→ **Do this**
In the material below, list every line carrying the string "heading".

→ **Data for this exercise**
══════════

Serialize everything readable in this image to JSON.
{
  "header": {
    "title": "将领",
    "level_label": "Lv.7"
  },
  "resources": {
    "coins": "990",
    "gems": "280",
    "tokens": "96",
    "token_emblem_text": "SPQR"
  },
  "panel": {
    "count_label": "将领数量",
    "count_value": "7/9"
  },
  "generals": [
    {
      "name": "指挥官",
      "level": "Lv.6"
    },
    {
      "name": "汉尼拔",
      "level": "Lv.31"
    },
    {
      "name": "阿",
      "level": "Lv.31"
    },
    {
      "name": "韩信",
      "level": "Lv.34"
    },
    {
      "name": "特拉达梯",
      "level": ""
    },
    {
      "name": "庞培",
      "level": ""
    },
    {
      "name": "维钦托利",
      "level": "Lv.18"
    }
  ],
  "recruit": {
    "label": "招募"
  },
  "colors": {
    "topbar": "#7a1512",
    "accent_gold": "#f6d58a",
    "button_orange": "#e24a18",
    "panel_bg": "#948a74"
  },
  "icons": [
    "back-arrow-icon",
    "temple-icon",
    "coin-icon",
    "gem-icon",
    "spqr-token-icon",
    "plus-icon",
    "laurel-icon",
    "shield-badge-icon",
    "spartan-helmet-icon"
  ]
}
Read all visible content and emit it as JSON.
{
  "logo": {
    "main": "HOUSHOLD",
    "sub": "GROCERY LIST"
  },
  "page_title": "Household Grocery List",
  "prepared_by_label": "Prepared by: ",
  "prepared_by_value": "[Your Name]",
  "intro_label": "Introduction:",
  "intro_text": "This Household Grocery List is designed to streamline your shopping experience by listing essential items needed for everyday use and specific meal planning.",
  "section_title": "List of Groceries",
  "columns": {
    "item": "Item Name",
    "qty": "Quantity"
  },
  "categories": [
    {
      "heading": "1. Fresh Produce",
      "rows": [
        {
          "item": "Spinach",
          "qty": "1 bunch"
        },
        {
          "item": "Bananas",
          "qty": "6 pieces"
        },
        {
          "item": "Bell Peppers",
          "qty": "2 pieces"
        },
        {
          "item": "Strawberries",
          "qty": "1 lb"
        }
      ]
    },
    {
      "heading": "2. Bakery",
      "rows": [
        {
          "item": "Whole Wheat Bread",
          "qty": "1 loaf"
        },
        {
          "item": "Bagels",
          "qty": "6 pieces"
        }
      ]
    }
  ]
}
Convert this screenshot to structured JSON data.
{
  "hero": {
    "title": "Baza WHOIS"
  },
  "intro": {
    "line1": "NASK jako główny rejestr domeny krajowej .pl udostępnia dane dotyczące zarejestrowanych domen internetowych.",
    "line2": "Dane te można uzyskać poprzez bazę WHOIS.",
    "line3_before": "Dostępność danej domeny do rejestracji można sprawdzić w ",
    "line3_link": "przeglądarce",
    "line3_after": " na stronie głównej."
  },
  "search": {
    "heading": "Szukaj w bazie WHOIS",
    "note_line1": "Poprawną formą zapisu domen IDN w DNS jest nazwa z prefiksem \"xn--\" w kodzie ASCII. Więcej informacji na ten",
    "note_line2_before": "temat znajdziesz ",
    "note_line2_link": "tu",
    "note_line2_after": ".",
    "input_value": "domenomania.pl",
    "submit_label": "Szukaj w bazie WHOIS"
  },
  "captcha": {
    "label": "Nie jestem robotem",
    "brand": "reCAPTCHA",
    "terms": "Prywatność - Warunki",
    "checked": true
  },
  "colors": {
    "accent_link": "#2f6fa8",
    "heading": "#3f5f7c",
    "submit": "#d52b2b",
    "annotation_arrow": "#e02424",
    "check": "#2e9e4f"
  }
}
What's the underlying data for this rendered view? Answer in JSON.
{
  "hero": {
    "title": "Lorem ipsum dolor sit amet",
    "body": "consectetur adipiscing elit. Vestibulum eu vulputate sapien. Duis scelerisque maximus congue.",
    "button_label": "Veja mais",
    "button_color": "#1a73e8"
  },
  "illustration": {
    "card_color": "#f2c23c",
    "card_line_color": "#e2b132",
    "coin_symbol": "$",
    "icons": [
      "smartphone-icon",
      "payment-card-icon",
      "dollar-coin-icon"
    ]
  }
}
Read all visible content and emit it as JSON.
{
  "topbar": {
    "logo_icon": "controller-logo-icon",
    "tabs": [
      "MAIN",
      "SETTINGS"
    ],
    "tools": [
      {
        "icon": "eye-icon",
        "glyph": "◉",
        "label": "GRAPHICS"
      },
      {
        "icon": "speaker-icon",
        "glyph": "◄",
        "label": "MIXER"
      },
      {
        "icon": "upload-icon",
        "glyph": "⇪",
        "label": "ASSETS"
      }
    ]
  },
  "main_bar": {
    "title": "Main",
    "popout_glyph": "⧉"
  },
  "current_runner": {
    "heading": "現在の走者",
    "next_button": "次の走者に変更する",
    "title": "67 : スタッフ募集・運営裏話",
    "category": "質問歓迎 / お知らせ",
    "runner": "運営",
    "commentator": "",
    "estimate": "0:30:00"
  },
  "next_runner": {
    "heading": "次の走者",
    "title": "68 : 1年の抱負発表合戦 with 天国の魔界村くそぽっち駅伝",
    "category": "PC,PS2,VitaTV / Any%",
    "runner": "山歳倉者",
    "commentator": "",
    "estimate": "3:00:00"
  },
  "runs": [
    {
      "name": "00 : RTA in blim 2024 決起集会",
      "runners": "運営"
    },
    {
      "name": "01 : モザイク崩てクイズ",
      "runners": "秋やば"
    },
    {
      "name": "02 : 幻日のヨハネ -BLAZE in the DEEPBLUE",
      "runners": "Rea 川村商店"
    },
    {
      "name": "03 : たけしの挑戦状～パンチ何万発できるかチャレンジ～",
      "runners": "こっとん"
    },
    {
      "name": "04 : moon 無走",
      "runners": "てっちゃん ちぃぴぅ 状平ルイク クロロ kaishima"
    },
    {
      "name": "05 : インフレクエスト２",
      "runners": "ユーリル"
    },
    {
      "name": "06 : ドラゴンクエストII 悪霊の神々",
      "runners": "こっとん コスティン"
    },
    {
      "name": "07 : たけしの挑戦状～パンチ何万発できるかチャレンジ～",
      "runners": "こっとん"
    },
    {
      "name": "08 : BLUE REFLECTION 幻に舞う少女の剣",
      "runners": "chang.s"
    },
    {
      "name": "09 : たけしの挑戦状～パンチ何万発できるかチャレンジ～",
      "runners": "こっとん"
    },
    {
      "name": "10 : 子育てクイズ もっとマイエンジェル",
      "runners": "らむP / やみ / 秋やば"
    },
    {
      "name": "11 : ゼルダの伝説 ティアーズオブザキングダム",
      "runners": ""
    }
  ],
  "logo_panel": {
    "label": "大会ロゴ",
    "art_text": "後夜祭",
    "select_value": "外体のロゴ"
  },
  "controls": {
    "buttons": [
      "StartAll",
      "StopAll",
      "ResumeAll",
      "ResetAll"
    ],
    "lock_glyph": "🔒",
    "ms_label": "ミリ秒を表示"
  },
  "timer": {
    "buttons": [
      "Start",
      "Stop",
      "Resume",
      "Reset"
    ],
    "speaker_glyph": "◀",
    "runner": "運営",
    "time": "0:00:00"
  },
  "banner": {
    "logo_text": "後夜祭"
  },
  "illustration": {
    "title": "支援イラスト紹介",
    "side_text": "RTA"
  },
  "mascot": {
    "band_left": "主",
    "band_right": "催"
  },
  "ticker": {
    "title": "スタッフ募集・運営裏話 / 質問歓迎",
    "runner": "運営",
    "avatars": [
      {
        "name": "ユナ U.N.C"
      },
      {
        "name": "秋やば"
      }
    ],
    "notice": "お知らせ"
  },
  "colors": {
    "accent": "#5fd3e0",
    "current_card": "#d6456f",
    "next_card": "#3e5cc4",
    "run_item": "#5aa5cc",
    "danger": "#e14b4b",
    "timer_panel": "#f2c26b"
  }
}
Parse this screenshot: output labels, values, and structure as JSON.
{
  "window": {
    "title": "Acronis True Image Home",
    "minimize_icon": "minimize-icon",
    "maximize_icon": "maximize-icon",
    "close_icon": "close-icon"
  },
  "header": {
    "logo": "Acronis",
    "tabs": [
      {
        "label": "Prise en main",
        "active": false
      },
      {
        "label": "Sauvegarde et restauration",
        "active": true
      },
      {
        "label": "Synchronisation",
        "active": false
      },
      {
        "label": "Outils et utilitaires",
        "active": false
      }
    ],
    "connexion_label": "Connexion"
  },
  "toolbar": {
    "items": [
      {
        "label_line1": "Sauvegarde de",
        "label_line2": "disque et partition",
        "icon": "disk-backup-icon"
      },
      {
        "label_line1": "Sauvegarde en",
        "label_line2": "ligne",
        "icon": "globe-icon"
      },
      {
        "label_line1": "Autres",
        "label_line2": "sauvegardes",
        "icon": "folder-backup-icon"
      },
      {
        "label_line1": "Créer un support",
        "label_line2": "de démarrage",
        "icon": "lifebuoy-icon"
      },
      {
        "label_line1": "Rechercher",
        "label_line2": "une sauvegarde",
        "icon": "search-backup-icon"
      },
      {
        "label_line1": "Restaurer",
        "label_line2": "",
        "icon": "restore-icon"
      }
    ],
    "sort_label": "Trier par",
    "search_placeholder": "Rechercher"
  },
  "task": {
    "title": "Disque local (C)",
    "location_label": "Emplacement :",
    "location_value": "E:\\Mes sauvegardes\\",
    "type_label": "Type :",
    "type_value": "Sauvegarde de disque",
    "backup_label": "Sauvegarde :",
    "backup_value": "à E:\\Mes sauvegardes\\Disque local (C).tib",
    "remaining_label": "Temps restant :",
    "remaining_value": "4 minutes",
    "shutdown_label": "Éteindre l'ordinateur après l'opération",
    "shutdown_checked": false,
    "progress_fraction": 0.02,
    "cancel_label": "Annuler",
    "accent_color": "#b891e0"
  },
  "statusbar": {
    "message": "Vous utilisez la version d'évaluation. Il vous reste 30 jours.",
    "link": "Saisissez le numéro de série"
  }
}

══════════

→ **The output**
      "heading": "1. Fresh Produce",
      "heading": "2. Bakery",
    "heading": "Szukaj w bazie WHOIS",
    "heading": "#3f5f7c",
    "heading": "現在の走者",
    "heading": "次の走者",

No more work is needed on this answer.